[Dataset excerpts]

"""

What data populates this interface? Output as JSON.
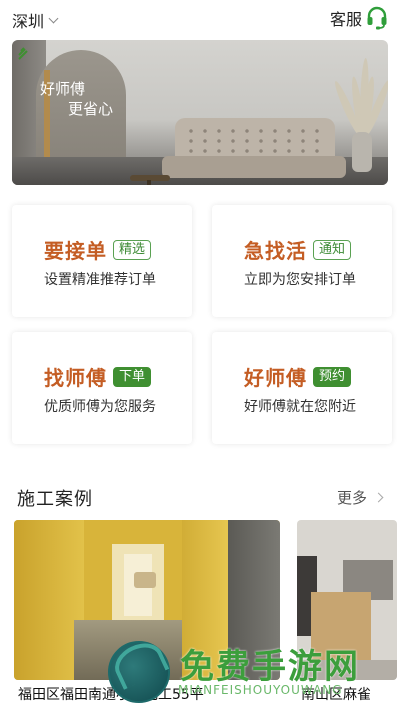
{
  "header": {
    "city": "深圳",
    "service_label": "客服",
    "service_icon": "headset-icon"
  },
  "banner": {
    "slogan_line1": "好师傅",
    "slogan_line2": "更省心"
  },
  "cards": [
    {
      "title": "要接单",
      "badge": "精选",
      "badge_style": "outline",
      "subtitle": "设置精准推荐订单"
    },
    {
      "title": "急找活",
      "badge": "通知",
      "badge_style": "outline",
      "subtitle": "立即为您安排订单"
    },
    {
      "title": "找师傅",
      "badge": "下单",
      "badge_style": "solid",
      "subtitle": "优质师傅为您服务"
    },
    {
      "title": "好师傅",
      "badge": "预约",
      "badge_style": "solid",
      "subtitle": "好师傅就在您附近"
    }
  ],
  "cases_section": {
    "title": "施工案例",
    "more_label": "更多",
    "items": [
      {
        "caption": "福田区福田南通小楼包工55平"
      },
      {
        "caption": "南山区麻雀"
      }
    ]
  },
  "watermark": {
    "text": "免费手游网",
    "subtext": "MIANFEISHOUYOUWANG"
  },
  "colors": {
    "accent_orange": "#c45d24",
    "accent_green": "#3f8f31",
    "headset_green": "#2f9e3a"
  }
}
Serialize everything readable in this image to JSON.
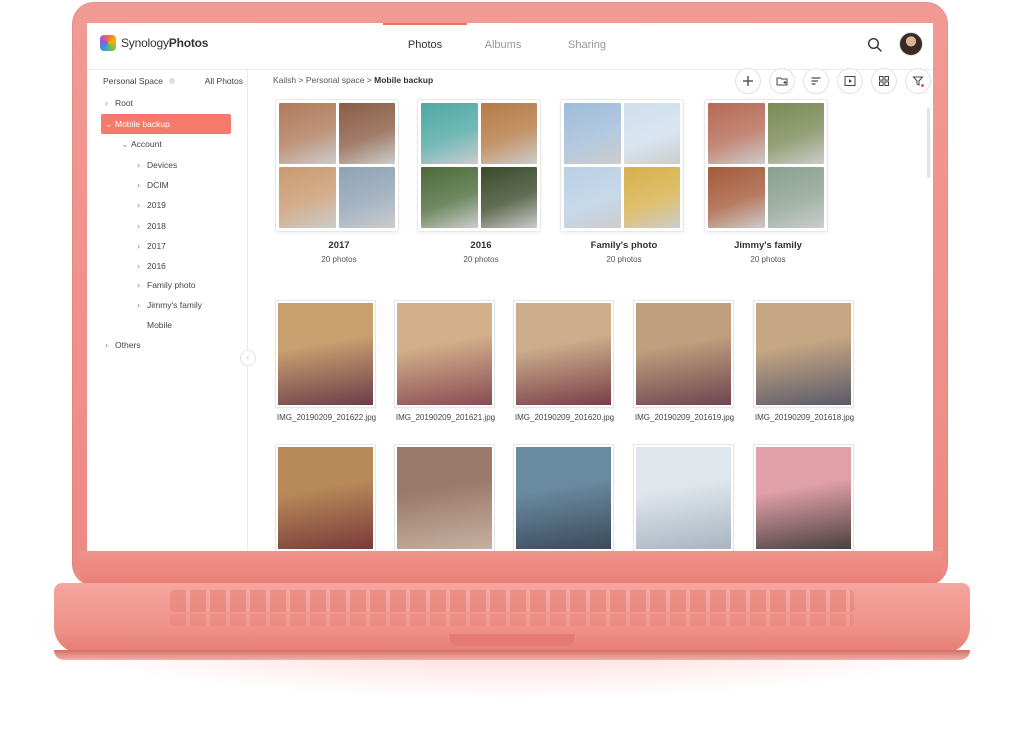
{
  "app": {
    "logo_word1": "Synology",
    "logo_word2": "Photos"
  },
  "tabs": [
    {
      "label": "Photos",
      "active": true
    },
    {
      "label": "Albums",
      "active": false
    },
    {
      "label": "Sharing",
      "active": false
    }
  ],
  "sidebar": {
    "space_label": "Personal Space",
    "all_photos_label": "All Photos",
    "items": [
      {
        "label": "Root",
        "chevron": "›"
      },
      {
        "label": "Mobile backup",
        "chevron": "⌄"
      },
      {
        "label": "Account",
        "chevron": "⌄"
      },
      {
        "label": "Devices",
        "chevron": "›"
      },
      {
        "label": "DCIM",
        "chevron": "›"
      },
      {
        "label": "2019",
        "chevron": "›"
      },
      {
        "label": "2018",
        "chevron": "›"
      },
      {
        "label": "2017",
        "chevron": "›"
      },
      {
        "label": "2016",
        "chevron": "›"
      },
      {
        "label": "Family photo",
        "chevron": "›"
      },
      {
        "label": "Jimmy's family",
        "chevron": "›"
      },
      {
        "label": "Mobile",
        "chevron": ""
      },
      {
        "label": "Others",
        "chevron": "›"
      }
    ],
    "collapse_glyph": "‹"
  },
  "breadcrumb": {
    "path": "Kailsh > Personal space > ",
    "current": "Mobile backup"
  },
  "toolbar": {
    "icons": [
      "plus-icon",
      "add-folder-icon",
      "sort-icon",
      "slideshow-icon",
      "grid-view-icon",
      "filter-icon"
    ]
  },
  "albums": [
    {
      "title": "2017",
      "count": "20 photos",
      "colors": [
        "#b07a5a",
        "#8a5d45",
        "#c99a70",
        "#8fa2b5"
      ]
    },
    {
      "title": "2016",
      "count": "20 photos",
      "colors": [
        "#4fa8a5",
        "#b57a45",
        "#4b6b3a",
        "#3b4a2a"
      ]
    },
    {
      "title": "Family's photo",
      "count": "20 photos",
      "colors": [
        "#9fbcd8",
        "#cfdfee",
        "#b8d0e4",
        "#d8b04a"
      ]
    },
    {
      "title": "Jimmy's family",
      "count": "20 photos",
      "colors": [
        "#b56a55",
        "#7a8a55",
        "#a55a3a",
        "#8aa090"
      ]
    }
  ],
  "photos": [
    {
      "name": "IMG_20190209_201622.jpg",
      "colors": [
        "#c9a070",
        "#6b3d4a"
      ]
    },
    {
      "name": "IMG_20190209_201621.jpg",
      "colors": [
        "#d2b08a",
        "#8a4a55"
      ]
    },
    {
      "name": "IMG_20190209_201620.jpg",
      "colors": [
        "#ccae8c",
        "#7a3d4a"
      ]
    },
    {
      "name": "IMG_20190209_201619.jpg",
      "colors": [
        "#bfa07e",
        "#6d4550"
      ]
    },
    {
      "name": "IMG_20190209_201618.jpg",
      "colors": [
        "#c6a784",
        "#5a5a6a"
      ]
    },
    {
      "name": "",
      "colors": [
        "#b88a5a",
        "#7a3a3a"
      ]
    },
    {
      "name": "",
      "colors": [
        "#9a7a6a",
        "#c7b0a0"
      ]
    },
    {
      "name": "",
      "colors": [
        "#6a8aa0",
        "#3a4a5a"
      ]
    },
    {
      "name": "",
      "colors": [
        "#dfe6ec",
        "#a8b4c0"
      ]
    },
    {
      "name": "",
      "colors": [
        "#e0a0a8",
        "#4a4040"
      ]
    }
  ],
  "colors": {
    "accent": "#f47a6b",
    "laptop": "#ec8a83"
  }
}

"""

REQUIRED WORK: Where a line in the material contains "subtitle", copy that line.

RESULT:
      "subtitle": "设置精准推荐订单"
      "subtitle": "立即为您安排订单"
      "subtitle": "优质师傅为您服务"
      "subtitle": "好师傅就在您附近"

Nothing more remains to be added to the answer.